- Items from a data source -
-- begin --

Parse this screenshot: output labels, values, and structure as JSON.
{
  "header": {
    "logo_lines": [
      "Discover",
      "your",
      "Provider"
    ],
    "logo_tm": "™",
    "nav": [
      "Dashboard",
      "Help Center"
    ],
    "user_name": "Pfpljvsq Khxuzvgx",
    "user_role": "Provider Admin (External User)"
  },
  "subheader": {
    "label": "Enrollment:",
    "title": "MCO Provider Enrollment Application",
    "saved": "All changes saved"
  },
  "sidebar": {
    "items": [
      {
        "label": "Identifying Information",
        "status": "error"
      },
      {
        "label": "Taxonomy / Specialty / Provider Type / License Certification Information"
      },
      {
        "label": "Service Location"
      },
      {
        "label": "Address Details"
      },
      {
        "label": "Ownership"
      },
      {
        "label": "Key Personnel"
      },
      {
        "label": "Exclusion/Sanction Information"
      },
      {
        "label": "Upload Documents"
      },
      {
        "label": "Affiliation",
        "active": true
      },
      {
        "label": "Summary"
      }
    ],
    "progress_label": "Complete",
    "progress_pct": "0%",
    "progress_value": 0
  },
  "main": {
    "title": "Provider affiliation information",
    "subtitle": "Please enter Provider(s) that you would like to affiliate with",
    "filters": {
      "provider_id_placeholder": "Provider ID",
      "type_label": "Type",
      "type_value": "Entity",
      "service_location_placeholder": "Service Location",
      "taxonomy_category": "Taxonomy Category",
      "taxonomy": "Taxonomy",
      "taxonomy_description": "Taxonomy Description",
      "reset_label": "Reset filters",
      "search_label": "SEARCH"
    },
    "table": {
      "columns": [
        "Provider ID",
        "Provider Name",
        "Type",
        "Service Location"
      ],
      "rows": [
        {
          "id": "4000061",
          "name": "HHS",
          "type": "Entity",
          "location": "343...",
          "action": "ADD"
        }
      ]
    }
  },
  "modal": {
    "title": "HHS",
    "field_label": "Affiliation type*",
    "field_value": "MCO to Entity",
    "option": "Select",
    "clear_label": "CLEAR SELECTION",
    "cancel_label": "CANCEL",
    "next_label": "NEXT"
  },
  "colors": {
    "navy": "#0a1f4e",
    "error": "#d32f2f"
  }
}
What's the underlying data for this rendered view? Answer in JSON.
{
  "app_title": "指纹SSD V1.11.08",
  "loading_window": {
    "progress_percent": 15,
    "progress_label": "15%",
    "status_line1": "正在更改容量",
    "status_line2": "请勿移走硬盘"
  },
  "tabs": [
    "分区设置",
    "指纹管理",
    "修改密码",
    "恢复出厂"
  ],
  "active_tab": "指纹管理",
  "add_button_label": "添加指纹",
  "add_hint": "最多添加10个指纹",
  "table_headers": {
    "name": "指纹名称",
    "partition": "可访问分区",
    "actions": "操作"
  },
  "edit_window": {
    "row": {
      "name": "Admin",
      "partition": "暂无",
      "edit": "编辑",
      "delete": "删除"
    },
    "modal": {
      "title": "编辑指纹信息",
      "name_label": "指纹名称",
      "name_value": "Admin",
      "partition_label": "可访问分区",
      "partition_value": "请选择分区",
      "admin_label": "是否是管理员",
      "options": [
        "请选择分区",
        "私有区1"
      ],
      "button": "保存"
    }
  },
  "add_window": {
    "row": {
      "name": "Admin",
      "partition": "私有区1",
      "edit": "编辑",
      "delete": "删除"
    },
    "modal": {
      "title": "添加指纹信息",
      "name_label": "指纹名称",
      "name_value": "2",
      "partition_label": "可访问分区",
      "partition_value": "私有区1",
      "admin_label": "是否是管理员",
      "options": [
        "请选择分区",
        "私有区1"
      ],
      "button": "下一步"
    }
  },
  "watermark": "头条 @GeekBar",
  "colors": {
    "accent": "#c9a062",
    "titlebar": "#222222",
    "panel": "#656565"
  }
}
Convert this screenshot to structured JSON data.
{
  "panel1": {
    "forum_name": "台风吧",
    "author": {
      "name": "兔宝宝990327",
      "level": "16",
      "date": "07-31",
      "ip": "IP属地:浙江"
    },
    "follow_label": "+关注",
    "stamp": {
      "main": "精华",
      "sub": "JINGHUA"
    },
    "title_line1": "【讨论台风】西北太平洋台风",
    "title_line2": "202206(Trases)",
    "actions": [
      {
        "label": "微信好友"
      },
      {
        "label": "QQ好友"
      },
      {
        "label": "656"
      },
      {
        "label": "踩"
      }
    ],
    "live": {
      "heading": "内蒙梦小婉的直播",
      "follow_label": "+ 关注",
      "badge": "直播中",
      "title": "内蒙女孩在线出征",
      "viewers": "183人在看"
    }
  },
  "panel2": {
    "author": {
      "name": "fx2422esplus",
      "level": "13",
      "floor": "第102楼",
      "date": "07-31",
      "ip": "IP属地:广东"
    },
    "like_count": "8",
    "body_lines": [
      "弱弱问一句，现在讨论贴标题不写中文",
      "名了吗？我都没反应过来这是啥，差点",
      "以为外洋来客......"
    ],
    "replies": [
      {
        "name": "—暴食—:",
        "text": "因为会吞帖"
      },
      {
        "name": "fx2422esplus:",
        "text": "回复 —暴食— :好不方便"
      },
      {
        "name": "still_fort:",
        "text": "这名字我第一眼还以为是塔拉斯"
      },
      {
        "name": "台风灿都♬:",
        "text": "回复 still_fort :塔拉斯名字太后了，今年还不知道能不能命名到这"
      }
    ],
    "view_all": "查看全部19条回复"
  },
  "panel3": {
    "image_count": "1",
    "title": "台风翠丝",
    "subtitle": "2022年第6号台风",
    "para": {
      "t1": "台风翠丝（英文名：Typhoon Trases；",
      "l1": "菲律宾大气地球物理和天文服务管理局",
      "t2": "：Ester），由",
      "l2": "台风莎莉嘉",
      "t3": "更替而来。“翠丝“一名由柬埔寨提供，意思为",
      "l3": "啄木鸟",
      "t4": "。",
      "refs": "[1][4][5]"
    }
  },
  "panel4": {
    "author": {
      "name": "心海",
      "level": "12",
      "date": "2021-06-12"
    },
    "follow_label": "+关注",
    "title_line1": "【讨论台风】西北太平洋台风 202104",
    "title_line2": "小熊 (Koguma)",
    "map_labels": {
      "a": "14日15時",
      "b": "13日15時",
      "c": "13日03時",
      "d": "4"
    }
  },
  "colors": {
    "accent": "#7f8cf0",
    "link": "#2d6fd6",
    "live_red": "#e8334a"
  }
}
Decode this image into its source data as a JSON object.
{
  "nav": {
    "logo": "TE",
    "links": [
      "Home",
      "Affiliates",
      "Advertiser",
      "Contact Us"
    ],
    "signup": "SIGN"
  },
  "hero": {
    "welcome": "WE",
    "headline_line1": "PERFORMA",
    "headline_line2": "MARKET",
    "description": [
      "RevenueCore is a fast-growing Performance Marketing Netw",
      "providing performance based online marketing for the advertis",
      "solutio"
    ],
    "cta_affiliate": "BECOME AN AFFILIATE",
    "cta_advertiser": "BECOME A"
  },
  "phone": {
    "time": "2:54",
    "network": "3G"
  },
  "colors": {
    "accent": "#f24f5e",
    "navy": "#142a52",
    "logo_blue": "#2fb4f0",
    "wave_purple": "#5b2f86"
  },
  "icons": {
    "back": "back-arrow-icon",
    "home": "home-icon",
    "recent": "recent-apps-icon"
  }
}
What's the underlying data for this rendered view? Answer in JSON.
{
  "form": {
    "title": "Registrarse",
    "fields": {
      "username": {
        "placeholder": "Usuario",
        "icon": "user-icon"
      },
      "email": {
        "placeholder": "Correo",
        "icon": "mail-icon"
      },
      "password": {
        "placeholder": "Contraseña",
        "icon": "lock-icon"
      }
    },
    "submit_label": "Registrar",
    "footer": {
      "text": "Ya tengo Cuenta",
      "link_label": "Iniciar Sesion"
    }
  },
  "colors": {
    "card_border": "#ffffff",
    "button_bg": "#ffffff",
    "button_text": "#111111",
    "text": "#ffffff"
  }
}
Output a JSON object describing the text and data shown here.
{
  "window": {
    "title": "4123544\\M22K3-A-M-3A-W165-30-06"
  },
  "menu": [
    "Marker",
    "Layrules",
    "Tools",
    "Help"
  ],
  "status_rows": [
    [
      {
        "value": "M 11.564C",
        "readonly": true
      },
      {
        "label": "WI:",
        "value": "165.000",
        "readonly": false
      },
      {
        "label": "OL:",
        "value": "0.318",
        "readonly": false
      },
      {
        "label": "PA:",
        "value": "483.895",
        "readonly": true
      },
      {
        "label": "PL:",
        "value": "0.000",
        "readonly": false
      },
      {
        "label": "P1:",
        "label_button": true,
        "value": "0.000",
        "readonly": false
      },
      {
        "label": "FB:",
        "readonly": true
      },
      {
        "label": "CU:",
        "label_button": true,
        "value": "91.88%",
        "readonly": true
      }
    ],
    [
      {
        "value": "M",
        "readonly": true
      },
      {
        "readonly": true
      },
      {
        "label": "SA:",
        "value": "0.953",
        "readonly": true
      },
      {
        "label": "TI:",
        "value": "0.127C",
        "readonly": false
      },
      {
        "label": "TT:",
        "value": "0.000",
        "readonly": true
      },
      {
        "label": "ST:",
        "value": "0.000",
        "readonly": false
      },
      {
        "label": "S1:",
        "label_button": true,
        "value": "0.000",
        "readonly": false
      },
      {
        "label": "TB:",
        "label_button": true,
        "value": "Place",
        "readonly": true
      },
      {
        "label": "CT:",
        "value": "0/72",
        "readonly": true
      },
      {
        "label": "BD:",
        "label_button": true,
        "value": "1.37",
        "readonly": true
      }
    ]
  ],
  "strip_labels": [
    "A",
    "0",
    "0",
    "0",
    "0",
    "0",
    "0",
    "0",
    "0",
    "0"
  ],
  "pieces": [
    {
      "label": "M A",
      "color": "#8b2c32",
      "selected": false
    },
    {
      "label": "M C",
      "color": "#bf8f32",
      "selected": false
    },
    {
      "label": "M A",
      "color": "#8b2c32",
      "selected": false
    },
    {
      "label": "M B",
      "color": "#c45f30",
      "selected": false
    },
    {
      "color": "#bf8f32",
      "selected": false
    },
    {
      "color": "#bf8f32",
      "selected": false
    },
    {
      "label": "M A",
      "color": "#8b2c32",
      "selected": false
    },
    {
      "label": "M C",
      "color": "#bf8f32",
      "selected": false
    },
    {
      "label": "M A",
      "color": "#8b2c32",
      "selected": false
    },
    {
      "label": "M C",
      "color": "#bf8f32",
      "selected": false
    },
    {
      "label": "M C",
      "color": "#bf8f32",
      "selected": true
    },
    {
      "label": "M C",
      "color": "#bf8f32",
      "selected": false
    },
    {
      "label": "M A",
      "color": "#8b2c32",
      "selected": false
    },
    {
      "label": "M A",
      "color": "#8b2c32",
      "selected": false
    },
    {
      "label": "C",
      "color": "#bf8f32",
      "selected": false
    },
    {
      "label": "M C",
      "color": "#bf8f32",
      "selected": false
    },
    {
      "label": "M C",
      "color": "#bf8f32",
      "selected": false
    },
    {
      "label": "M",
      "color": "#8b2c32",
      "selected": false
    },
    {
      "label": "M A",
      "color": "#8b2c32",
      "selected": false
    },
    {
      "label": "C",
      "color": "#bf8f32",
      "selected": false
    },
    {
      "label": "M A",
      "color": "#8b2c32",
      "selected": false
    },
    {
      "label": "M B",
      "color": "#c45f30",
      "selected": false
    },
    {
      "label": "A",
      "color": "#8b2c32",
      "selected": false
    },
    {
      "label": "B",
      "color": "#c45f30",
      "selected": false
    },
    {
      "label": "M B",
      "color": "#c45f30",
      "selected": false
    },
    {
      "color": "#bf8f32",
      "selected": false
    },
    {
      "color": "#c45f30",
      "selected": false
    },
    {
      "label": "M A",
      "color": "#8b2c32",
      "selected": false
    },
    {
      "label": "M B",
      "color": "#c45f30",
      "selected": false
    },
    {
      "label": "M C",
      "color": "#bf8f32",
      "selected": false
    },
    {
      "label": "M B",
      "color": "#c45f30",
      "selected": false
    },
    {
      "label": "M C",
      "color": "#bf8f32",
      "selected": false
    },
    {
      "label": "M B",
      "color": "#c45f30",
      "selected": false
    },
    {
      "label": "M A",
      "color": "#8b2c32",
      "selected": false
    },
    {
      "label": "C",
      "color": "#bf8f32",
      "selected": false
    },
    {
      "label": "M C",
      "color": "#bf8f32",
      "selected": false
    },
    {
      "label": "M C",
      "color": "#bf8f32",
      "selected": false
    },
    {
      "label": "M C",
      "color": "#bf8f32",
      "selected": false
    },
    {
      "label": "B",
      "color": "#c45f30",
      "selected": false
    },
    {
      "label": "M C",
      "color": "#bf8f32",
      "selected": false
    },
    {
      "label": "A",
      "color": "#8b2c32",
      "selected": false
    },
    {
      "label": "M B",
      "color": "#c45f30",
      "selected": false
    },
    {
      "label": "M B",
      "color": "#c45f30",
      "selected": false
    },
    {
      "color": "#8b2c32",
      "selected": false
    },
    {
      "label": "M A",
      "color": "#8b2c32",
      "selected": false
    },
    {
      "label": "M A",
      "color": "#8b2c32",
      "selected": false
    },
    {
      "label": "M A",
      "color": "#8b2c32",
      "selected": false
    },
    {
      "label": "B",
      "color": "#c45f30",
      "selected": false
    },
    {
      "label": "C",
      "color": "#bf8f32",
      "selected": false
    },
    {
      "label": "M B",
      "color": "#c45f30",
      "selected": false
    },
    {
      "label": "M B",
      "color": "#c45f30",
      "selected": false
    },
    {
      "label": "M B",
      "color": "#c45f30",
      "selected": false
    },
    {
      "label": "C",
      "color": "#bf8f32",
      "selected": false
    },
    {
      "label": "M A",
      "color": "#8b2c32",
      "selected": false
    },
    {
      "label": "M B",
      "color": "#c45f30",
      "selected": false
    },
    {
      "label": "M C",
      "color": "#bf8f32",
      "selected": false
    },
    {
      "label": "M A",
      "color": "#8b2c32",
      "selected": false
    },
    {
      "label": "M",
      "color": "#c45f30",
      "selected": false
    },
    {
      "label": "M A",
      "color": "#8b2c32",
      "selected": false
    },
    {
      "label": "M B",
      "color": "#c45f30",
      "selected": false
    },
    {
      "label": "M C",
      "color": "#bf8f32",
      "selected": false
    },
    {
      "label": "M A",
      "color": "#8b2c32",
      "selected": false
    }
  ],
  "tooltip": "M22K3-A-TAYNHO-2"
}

-- end --

- What is asked -
Identify each line in the records above that contains the word "this", and copy it out in full.

- Exercise result -
Parse this screenshot: output labels, values, and structure as JSON.
What's the underlying data for this rendered view? Answer in JSON.
Convert this screenshot to structured JSON data.
Decode this image into its source data as a JSON object.
What's the underlying data for this rendered view? Answer in JSON.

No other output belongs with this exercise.